BEGIN

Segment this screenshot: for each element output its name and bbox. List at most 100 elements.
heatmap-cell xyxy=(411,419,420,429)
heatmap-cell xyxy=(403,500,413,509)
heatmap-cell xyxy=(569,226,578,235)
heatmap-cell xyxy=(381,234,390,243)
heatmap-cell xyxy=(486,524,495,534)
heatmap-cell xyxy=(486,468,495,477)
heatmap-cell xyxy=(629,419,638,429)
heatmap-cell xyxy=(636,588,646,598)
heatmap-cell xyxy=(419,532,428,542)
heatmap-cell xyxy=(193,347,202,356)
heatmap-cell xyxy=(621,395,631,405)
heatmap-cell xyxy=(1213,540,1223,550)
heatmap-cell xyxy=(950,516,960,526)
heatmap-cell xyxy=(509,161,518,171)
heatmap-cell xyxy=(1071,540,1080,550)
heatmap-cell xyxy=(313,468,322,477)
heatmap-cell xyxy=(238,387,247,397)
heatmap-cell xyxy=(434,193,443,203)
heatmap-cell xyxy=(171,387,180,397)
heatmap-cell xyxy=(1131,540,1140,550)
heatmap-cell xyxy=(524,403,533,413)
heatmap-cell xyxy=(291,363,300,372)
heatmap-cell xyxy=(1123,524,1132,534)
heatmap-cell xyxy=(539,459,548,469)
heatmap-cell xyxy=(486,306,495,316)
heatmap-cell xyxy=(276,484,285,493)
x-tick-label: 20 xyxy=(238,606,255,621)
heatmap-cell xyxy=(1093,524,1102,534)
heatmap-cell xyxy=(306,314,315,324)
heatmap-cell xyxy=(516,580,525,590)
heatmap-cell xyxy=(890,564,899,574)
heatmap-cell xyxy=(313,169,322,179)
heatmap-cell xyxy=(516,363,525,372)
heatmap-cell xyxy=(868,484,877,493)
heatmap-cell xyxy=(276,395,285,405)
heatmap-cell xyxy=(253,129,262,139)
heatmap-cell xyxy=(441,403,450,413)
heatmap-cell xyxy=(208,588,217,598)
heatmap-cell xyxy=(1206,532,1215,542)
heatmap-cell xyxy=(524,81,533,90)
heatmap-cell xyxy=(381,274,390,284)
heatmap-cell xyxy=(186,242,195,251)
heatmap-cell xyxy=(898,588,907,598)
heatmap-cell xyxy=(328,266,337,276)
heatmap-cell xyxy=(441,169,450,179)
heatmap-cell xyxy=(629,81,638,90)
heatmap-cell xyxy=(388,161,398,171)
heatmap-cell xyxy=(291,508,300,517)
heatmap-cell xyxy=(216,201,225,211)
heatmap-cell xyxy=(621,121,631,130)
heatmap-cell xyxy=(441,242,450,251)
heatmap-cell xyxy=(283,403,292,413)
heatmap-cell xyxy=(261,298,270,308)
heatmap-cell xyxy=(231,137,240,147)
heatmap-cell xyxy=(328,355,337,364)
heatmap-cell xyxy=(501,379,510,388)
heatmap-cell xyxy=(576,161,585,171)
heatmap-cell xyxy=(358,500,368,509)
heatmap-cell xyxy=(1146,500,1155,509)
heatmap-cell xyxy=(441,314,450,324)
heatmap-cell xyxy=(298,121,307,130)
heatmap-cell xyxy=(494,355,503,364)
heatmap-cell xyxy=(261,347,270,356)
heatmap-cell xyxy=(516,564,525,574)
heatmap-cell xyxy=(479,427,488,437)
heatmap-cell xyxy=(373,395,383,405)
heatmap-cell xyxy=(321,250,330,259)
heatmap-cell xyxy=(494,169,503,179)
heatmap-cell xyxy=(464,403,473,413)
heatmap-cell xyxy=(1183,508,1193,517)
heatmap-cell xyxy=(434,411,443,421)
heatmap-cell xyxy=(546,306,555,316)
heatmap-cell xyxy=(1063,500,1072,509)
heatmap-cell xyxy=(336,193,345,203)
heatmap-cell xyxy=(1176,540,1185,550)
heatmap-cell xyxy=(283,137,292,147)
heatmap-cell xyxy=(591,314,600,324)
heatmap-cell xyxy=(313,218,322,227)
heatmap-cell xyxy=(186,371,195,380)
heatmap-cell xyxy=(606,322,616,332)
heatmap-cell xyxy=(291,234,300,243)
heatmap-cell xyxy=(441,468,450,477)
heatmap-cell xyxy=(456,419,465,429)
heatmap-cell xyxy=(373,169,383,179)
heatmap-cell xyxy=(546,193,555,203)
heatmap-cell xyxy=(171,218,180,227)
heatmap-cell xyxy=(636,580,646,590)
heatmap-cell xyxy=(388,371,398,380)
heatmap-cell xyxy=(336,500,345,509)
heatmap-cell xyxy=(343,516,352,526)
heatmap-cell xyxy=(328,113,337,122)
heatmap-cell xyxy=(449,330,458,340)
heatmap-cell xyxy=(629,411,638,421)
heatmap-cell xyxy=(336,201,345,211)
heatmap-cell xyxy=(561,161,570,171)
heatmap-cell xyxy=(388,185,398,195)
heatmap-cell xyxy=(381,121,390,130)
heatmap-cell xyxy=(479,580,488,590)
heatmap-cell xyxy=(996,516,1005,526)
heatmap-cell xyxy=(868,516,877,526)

END

Can you recast all of the entries above as a numbered list and drop any blank lines?

1. Segment this screenshot: for each element output its name and bbox. List at most 100 elements.
2. heatmap-cell xyxy=(411,419,420,429)
3. heatmap-cell xyxy=(403,500,413,509)
4. heatmap-cell xyxy=(569,226,578,235)
5. heatmap-cell xyxy=(381,234,390,243)
6. heatmap-cell xyxy=(486,524,495,534)
7. heatmap-cell xyxy=(486,468,495,477)
8. heatmap-cell xyxy=(629,419,638,429)
9. heatmap-cell xyxy=(636,588,646,598)
10. heatmap-cell xyxy=(419,532,428,542)
11. heatmap-cell xyxy=(193,347,202,356)
12. heatmap-cell xyxy=(621,395,631,405)
13. heatmap-cell xyxy=(1213,540,1223,550)
14. heatmap-cell xyxy=(950,516,960,526)
15. heatmap-cell xyxy=(509,161,518,171)
16. heatmap-cell xyxy=(1071,540,1080,550)
17. heatmap-cell xyxy=(313,468,322,477)
18. heatmap-cell xyxy=(238,387,247,397)
19. heatmap-cell xyxy=(434,193,443,203)
20. heatmap-cell xyxy=(171,387,180,397)
21. heatmap-cell xyxy=(1131,540,1140,550)
22. heatmap-cell xyxy=(524,403,533,413)
23. heatmap-cell xyxy=(291,363,300,372)
24. heatmap-cell xyxy=(1123,524,1132,534)
25. heatmap-cell xyxy=(539,459,548,469)
26. heatmap-cell xyxy=(486,306,495,316)
27. heatmap-cell xyxy=(276,484,285,493)
28. x-tick-label: 20 xyxy=(238,606,255,621)
29. heatmap-cell xyxy=(1093,524,1102,534)
30. heatmap-cell xyxy=(306,314,315,324)
31. heatmap-cell xyxy=(516,580,525,590)
32. heatmap-cell xyxy=(890,564,899,574)
33. heatmap-cell xyxy=(313,169,322,179)
34. heatmap-cell xyxy=(516,363,525,372)
35. heatmap-cell xyxy=(868,484,877,493)
36. heatmap-cell xyxy=(276,395,285,405)
37. heatmap-cell xyxy=(253,129,262,139)
38. heatmap-cell xyxy=(441,403,450,413)
39. heatmap-cell xyxy=(208,588,217,598)
40. heatmap-cell xyxy=(1206,532,1215,542)
41. heatmap-cell xyxy=(524,81,533,90)
42. heatmap-cell xyxy=(381,274,390,284)
43. heatmap-cell xyxy=(186,242,195,251)
44. heatmap-cell xyxy=(898,588,907,598)
45. heatmap-cell xyxy=(328,266,337,276)
46. heatmap-cell xyxy=(441,169,450,179)
47. heatmap-cell xyxy=(629,81,638,90)
48. heatmap-cell xyxy=(388,161,398,171)
49. heatmap-cell xyxy=(291,508,300,517)
50. heatmap-cell xyxy=(216,201,225,211)
51. heatmap-cell xyxy=(621,121,631,130)
52. heatmap-cell xyxy=(441,242,450,251)
53. heatmap-cell xyxy=(283,403,292,413)
54. heatmap-cell xyxy=(261,298,270,308)
55. heatmap-cell xyxy=(231,137,240,147)
56. heatmap-cell xyxy=(328,355,337,364)
57. heatmap-cell xyxy=(501,379,510,388)
58. heatmap-cell xyxy=(576,161,585,171)
59. heatmap-cell xyxy=(358,500,368,509)
60. heatmap-cell xyxy=(1146,500,1155,509)
61. heatmap-cell xyxy=(441,314,450,324)
62. heatmap-cell xyxy=(298,121,307,130)
63. heatmap-cell xyxy=(494,355,503,364)
64. heatmap-cell xyxy=(261,347,270,356)
65. heatmap-cell xyxy=(516,564,525,574)
66. heatmap-cell xyxy=(479,427,488,437)
67. heatmap-cell xyxy=(373,395,383,405)
68. heatmap-cell xyxy=(321,250,330,259)
69. heatmap-cell xyxy=(494,169,503,179)
70. heatmap-cell xyxy=(464,403,473,413)
71. heatmap-cell xyxy=(1183,508,1193,517)
72. heatmap-cell xyxy=(434,411,443,421)
73. heatmap-cell xyxy=(546,306,555,316)
74. heatmap-cell xyxy=(1063,500,1072,509)
75. heatmap-cell xyxy=(336,193,345,203)
76. heatmap-cell xyxy=(1176,540,1185,550)
77. heatmap-cell xyxy=(283,137,292,147)
78. heatmap-cell xyxy=(591,314,600,324)
79. heatmap-cell xyxy=(313,218,322,227)
80. heatmap-cell xyxy=(186,371,195,380)
81. heatmap-cell xyxy=(606,322,616,332)
82. heatmap-cell xyxy=(291,234,300,243)
83. heatmap-cell xyxy=(441,468,450,477)
84. heatmap-cell xyxy=(456,419,465,429)
85. heatmap-cell xyxy=(373,169,383,179)
86. heatmap-cell xyxy=(546,193,555,203)
87. heatmap-cell xyxy=(171,218,180,227)
88. heatmap-cell xyxy=(636,580,646,590)
89. heatmap-cell xyxy=(388,371,398,380)
90. heatmap-cell xyxy=(336,500,345,509)
91. heatmap-cell xyxy=(343,516,352,526)
92. heatmap-cell xyxy=(328,113,337,122)
93. heatmap-cell xyxy=(449,330,458,340)
94. heatmap-cell xyxy=(629,411,638,421)
95. heatmap-cell xyxy=(336,201,345,211)
96. heatmap-cell xyxy=(561,161,570,171)
97. heatmap-cell xyxy=(388,185,398,195)
98. heatmap-cell xyxy=(381,121,390,130)
99. heatmap-cell xyxy=(479,580,488,590)
100. heatmap-cell xyxy=(996,516,1005,526)
101. heatmap-cell xyxy=(868,516,877,526)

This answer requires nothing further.